[Records about charts and figures]
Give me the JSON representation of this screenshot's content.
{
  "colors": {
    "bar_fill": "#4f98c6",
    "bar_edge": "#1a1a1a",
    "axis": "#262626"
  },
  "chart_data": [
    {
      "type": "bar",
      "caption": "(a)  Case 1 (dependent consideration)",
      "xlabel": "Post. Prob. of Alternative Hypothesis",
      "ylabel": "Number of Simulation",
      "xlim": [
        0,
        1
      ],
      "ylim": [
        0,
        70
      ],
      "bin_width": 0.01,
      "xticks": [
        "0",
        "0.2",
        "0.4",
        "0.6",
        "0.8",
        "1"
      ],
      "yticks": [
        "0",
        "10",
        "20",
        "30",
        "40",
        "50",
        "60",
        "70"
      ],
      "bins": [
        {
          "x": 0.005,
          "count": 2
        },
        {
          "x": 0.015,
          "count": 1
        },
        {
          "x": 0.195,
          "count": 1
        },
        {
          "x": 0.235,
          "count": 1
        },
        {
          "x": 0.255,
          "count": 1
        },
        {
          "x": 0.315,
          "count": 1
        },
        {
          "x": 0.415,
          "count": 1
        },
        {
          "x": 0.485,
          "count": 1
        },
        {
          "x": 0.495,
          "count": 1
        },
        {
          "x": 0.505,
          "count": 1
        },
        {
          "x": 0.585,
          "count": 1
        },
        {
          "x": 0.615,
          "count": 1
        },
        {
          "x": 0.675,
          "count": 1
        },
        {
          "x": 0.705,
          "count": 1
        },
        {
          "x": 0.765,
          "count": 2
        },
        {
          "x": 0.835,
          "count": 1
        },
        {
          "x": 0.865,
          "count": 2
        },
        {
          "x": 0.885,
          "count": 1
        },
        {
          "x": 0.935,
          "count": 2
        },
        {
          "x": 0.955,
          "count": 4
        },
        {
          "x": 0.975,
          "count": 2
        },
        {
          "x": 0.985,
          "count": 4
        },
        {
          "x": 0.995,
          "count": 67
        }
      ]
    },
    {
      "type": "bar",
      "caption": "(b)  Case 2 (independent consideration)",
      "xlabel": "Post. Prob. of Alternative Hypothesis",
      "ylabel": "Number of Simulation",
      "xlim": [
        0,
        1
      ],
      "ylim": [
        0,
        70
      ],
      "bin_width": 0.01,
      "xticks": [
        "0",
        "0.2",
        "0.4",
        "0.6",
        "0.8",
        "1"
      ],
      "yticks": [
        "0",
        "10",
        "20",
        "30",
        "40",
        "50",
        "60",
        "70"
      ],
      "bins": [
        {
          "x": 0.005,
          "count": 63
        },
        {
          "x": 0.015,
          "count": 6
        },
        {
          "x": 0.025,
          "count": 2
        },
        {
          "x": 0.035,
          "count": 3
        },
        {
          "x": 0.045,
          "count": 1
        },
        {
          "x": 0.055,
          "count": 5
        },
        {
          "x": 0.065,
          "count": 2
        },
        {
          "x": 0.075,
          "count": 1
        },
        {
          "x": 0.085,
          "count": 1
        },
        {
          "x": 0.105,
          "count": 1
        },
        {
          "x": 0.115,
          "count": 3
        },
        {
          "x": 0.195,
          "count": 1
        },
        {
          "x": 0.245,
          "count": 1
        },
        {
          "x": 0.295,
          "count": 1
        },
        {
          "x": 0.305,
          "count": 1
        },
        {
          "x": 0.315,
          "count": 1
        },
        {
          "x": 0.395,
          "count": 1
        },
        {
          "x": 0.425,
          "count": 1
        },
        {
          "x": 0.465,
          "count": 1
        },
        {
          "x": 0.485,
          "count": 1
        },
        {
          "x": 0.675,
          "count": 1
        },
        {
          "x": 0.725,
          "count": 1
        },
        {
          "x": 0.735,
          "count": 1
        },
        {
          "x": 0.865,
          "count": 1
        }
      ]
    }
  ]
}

What you have to do: Give the count of lines that hold the word "consideration", with nothing added.

Output for this exercise: 2